- _Required task_: Present every line in which the string "type" appears.

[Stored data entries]
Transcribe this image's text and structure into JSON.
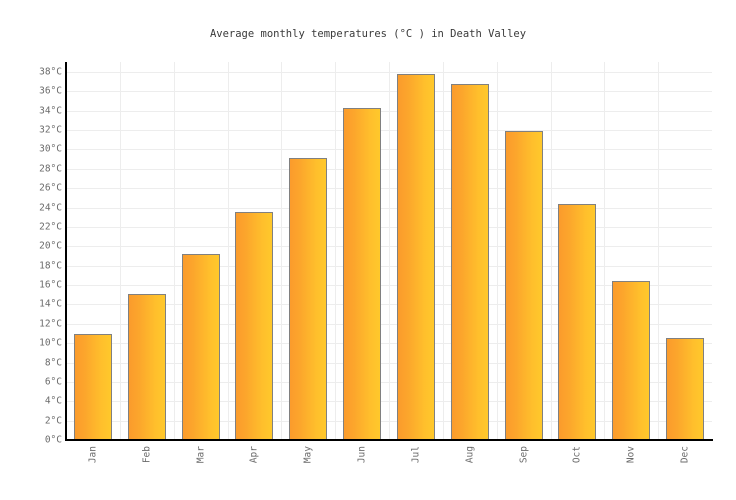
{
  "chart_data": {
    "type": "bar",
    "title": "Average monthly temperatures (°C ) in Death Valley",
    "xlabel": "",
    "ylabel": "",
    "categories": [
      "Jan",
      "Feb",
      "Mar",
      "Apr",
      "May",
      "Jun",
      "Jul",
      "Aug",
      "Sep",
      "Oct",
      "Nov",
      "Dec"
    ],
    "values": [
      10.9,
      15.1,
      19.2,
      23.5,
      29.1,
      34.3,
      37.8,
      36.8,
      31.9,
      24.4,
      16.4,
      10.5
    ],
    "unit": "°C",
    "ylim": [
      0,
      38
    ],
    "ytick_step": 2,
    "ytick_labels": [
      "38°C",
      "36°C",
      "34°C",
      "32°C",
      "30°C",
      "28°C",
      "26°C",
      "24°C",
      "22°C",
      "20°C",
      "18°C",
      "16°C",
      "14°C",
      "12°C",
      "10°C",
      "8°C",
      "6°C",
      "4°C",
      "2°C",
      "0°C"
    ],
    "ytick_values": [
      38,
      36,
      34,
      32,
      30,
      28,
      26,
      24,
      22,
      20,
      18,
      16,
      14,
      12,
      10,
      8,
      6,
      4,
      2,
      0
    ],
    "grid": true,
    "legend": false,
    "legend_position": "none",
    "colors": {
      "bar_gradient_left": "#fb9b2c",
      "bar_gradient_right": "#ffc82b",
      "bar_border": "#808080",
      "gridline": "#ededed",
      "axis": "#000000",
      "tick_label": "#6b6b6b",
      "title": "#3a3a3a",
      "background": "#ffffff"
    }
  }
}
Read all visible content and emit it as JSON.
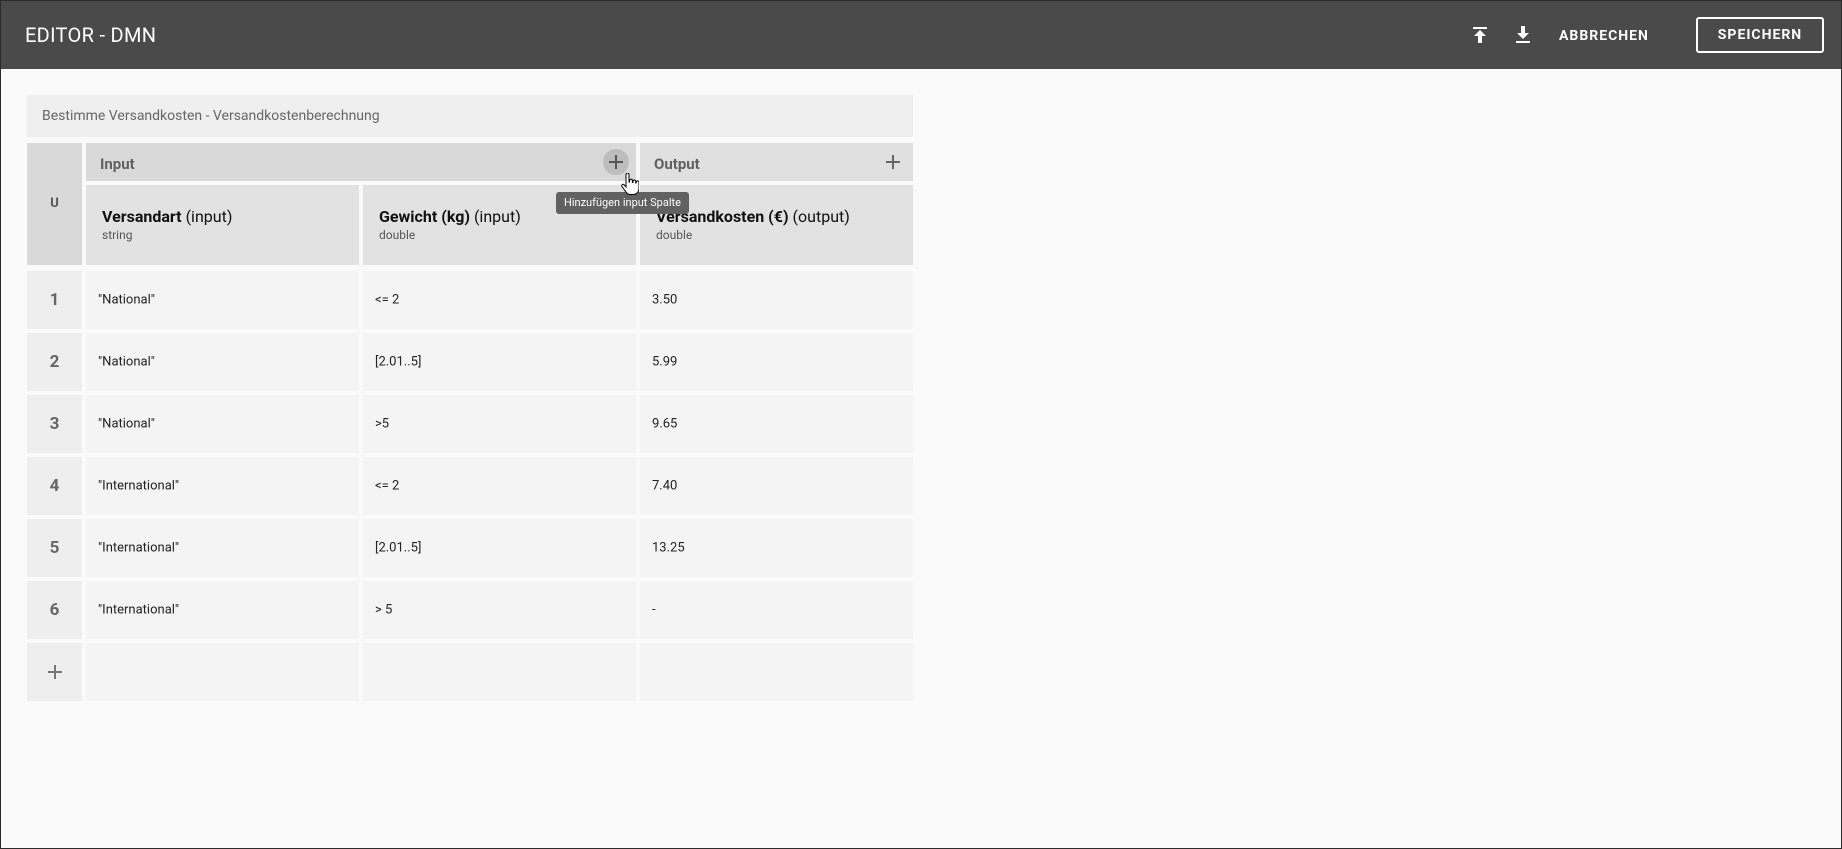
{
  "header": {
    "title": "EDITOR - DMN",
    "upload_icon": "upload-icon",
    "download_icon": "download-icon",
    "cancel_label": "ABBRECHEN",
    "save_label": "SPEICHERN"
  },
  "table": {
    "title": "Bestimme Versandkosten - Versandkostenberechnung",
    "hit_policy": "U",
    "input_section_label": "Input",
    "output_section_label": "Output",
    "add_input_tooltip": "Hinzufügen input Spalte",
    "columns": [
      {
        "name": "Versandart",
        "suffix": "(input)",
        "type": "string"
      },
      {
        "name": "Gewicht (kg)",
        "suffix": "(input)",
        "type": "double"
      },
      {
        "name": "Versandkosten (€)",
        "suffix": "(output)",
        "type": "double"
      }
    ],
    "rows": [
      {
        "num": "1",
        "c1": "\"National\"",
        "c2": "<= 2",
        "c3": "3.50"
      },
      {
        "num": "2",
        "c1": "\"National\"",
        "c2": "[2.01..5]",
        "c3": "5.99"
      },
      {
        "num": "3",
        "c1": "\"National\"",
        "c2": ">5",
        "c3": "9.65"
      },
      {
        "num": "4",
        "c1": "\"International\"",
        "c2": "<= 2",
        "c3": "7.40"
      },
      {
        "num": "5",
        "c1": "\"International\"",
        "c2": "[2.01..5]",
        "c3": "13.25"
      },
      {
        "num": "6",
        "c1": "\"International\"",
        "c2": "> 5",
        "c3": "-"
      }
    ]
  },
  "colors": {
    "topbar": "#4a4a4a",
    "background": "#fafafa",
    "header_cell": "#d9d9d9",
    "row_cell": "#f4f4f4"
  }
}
* * *
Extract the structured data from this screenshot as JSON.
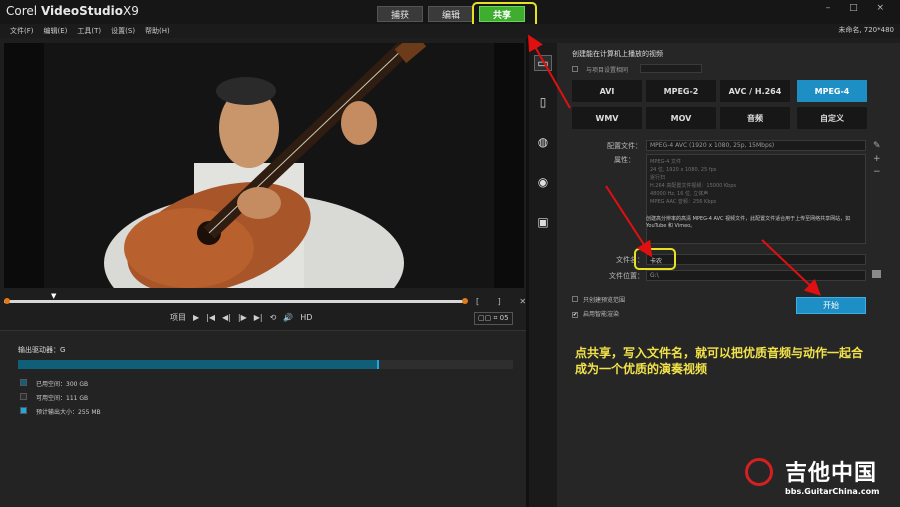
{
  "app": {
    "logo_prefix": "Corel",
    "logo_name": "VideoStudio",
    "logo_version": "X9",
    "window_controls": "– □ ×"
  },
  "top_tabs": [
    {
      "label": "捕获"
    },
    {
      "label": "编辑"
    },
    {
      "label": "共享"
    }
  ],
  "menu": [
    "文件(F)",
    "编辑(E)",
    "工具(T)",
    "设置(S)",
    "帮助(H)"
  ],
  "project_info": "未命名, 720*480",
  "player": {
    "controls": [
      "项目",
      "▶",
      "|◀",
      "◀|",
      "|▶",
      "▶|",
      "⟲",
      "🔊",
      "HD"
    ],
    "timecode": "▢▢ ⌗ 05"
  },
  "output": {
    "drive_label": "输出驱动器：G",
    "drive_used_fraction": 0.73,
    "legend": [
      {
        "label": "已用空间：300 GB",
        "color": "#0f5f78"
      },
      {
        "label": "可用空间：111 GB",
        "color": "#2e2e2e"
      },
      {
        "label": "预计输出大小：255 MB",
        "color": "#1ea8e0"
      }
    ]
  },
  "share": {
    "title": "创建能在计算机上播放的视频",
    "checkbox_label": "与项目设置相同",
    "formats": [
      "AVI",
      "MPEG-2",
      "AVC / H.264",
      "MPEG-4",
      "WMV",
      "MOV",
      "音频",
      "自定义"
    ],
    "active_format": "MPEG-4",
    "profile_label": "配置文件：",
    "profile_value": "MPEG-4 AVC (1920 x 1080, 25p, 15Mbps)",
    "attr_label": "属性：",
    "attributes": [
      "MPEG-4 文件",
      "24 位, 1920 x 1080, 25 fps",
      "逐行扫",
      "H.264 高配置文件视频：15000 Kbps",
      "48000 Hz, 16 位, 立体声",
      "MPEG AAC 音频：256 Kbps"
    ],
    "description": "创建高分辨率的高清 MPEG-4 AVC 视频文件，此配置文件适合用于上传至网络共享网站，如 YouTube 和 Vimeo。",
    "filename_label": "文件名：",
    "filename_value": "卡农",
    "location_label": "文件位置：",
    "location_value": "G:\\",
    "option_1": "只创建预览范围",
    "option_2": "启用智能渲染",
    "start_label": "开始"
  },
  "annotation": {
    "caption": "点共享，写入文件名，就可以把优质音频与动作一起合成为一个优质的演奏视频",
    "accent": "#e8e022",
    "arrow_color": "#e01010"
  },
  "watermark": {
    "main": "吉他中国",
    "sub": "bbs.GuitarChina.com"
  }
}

- _Complete answer_:
    "type": "bar",
        "type": "string"
        "type": "double"
        "type": "double"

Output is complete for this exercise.